→ **Exercise directions**
Using the material below, copy every line where "name" appears.

## start

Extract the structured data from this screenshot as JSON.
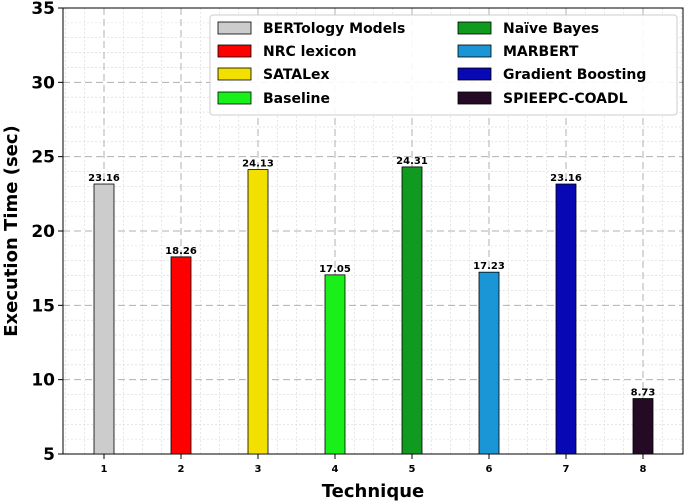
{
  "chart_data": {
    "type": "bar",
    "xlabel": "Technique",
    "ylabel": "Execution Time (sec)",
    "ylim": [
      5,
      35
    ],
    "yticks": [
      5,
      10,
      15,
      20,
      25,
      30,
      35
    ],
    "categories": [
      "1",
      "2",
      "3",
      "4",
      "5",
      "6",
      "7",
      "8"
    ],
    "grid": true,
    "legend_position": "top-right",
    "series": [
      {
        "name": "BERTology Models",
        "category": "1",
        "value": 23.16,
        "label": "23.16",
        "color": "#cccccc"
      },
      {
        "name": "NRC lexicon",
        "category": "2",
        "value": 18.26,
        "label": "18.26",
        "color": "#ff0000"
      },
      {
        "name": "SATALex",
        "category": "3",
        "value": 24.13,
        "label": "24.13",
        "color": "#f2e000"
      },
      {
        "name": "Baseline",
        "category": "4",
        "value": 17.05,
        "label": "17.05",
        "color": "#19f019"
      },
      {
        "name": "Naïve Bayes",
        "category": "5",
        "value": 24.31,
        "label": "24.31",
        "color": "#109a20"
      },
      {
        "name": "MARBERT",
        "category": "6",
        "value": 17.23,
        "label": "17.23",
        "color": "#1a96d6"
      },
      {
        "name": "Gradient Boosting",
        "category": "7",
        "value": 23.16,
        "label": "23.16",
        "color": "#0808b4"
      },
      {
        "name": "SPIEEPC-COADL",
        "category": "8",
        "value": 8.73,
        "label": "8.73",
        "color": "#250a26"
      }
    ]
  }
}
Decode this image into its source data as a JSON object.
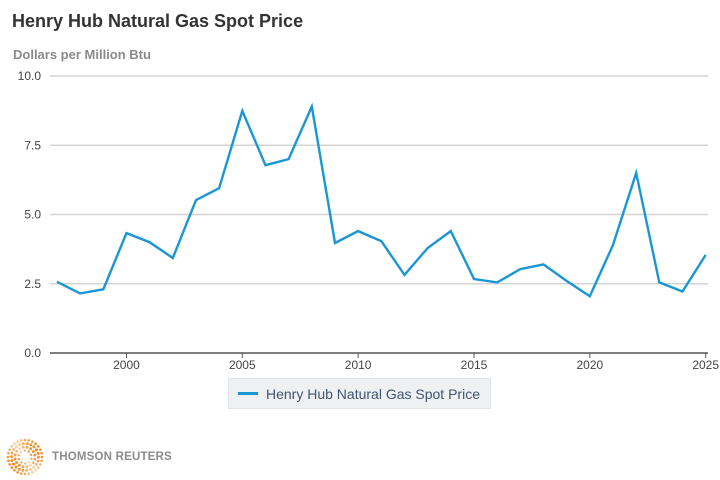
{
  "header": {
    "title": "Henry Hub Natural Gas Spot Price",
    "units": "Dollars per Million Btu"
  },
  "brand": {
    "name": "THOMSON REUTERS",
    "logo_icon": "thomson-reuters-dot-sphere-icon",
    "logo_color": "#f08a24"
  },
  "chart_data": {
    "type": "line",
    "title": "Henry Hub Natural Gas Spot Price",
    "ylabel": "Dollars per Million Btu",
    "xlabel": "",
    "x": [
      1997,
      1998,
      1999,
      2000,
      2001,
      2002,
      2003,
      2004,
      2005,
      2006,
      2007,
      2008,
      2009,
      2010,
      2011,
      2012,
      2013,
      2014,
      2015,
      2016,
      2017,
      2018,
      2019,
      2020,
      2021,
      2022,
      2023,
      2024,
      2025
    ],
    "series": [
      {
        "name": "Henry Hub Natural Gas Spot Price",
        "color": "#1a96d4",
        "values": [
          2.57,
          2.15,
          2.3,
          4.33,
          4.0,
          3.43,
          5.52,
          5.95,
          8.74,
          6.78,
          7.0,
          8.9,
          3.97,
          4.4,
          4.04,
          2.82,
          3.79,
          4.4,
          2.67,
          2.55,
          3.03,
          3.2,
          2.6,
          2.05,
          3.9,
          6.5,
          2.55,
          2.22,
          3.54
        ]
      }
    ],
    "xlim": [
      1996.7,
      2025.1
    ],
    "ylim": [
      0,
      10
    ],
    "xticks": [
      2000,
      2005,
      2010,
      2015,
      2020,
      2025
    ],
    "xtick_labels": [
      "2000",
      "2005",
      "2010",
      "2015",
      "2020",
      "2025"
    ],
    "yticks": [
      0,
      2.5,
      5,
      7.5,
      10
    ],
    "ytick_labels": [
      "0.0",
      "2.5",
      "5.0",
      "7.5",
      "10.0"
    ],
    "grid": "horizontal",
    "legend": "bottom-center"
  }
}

## end

→ **Solution for this exercise**
        "name": "BERTology Models",
        "name": "NRC lexicon",
        "name": "SATALex",
        "name": "Baseline",
        "name": "Naïve Bayes",
        "name": "MARBERT",
        "name": "Gradient Boosting",
        "name": "SPIEEPC-COADL",
    "name": "THOMSON REUTERS",
        "name": "Henry Hub Natural Gas Spot Price",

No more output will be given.